Start Data section
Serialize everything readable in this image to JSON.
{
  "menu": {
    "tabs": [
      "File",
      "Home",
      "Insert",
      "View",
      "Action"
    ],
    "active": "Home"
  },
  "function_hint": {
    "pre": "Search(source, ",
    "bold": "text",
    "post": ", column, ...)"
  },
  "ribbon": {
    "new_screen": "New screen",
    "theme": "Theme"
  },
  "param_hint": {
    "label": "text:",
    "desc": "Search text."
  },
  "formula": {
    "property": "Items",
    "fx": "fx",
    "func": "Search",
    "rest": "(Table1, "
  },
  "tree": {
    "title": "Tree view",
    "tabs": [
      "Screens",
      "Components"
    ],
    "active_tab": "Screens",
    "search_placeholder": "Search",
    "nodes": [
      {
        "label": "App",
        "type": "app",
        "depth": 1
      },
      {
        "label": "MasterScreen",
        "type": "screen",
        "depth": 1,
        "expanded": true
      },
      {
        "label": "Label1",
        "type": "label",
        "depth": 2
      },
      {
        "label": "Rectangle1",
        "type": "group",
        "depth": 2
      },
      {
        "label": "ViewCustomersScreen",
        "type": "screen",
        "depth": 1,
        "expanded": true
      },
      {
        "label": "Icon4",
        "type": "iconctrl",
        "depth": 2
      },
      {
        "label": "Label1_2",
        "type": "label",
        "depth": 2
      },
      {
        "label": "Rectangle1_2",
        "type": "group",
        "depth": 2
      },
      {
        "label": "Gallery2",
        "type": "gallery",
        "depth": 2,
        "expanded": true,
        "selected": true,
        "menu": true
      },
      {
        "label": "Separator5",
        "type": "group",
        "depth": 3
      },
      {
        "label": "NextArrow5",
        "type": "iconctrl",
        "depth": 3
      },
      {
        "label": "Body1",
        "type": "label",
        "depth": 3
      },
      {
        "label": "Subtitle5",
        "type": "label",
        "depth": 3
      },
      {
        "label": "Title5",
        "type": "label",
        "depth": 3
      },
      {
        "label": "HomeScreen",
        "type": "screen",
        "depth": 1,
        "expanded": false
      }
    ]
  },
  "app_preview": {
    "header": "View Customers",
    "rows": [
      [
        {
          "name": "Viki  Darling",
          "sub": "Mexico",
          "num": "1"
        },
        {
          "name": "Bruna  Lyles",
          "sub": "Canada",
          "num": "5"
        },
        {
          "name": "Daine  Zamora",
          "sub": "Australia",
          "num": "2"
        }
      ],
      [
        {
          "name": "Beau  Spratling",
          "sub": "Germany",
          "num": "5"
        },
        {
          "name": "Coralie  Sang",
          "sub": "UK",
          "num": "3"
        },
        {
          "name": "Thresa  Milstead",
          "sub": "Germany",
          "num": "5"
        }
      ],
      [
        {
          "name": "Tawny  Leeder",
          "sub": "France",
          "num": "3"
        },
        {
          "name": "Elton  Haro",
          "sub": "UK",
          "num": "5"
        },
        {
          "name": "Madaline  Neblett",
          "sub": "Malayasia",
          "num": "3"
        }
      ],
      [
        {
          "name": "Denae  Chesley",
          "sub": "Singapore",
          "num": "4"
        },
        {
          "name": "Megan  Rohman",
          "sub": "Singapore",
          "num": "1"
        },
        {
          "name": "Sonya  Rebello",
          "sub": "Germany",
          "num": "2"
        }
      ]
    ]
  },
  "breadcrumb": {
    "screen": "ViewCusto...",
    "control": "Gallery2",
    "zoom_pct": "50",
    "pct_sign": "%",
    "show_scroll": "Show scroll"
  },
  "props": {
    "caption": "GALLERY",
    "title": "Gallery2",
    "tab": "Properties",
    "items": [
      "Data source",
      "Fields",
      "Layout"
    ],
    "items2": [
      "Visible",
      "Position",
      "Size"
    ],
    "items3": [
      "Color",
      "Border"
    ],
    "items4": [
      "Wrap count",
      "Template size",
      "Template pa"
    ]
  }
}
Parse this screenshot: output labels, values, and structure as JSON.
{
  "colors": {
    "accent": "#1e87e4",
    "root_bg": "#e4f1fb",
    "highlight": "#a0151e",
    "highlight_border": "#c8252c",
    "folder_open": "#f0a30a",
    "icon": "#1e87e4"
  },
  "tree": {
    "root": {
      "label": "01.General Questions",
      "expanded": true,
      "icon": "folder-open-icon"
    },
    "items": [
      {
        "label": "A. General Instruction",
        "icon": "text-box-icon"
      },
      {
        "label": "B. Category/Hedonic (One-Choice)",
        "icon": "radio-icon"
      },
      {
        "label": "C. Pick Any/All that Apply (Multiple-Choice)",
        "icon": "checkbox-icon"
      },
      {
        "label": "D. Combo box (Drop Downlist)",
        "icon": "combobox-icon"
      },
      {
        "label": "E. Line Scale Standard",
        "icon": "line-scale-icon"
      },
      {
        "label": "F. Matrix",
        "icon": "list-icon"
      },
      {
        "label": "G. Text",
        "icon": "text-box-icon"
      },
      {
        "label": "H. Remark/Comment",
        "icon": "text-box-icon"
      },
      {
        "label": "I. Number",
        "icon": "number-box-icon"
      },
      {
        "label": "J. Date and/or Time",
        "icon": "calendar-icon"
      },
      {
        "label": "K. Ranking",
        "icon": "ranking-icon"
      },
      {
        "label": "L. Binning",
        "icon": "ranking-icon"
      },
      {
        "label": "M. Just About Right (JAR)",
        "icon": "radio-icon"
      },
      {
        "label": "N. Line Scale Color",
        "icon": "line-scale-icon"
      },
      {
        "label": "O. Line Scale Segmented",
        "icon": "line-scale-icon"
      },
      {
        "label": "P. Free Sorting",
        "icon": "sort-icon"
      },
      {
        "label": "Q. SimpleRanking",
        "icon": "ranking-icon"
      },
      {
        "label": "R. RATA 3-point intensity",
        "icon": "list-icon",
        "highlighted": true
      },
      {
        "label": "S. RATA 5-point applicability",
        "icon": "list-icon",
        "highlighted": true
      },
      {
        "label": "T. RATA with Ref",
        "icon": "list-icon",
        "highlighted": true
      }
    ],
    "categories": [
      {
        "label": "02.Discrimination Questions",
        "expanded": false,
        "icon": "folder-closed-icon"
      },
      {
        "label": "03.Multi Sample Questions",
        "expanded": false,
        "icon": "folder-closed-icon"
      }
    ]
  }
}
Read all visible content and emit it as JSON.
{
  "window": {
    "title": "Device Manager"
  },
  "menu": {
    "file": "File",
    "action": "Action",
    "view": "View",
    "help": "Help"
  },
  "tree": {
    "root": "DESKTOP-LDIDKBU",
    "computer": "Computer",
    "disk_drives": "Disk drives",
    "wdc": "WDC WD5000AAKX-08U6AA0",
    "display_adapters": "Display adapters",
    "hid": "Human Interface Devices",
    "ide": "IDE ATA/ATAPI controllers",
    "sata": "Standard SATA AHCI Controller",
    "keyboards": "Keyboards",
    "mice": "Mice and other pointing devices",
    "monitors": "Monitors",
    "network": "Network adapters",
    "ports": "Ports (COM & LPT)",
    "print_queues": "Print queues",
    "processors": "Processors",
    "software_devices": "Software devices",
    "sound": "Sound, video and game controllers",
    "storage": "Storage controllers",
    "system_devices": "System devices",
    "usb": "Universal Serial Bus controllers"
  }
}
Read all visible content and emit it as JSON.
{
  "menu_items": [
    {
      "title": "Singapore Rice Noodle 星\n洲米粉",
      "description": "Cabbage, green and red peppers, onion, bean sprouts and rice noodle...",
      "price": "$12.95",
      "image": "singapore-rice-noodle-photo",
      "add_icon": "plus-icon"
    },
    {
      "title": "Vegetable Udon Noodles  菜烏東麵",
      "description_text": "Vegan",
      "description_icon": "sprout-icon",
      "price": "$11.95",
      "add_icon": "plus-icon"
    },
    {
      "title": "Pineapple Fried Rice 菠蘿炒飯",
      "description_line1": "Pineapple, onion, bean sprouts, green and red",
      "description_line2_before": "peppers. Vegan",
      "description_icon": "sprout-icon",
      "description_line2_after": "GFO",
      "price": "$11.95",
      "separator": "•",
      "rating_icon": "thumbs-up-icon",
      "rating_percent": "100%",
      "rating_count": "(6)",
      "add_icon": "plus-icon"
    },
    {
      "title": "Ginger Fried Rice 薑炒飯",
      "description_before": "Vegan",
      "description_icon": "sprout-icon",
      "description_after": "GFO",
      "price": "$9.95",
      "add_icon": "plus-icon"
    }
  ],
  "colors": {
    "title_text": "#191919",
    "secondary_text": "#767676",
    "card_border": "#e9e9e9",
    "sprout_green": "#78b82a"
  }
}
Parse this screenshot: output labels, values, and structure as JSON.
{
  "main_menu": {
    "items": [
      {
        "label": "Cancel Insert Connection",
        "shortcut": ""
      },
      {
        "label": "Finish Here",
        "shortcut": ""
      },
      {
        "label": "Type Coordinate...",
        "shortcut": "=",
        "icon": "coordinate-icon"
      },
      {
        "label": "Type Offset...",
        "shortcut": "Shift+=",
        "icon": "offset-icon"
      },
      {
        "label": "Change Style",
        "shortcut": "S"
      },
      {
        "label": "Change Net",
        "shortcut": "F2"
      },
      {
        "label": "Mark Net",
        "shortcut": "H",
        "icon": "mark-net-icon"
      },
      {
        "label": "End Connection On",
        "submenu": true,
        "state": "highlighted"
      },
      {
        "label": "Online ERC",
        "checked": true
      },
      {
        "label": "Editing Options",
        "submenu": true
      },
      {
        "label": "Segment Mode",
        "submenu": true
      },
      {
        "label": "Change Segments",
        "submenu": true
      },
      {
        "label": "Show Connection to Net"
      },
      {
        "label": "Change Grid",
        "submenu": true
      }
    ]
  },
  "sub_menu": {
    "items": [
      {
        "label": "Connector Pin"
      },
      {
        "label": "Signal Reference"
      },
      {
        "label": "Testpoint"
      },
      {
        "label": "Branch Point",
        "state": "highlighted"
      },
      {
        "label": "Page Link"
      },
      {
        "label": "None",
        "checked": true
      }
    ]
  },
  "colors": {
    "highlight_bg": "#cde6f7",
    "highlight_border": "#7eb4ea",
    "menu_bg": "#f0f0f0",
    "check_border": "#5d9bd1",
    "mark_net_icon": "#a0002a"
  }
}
End Data section
» **Problem details**: Return all the lines that contain the string "Show".

» **Task output**:
    "show_scroll": "Show scroll"
        "label": "Show Connection to Net"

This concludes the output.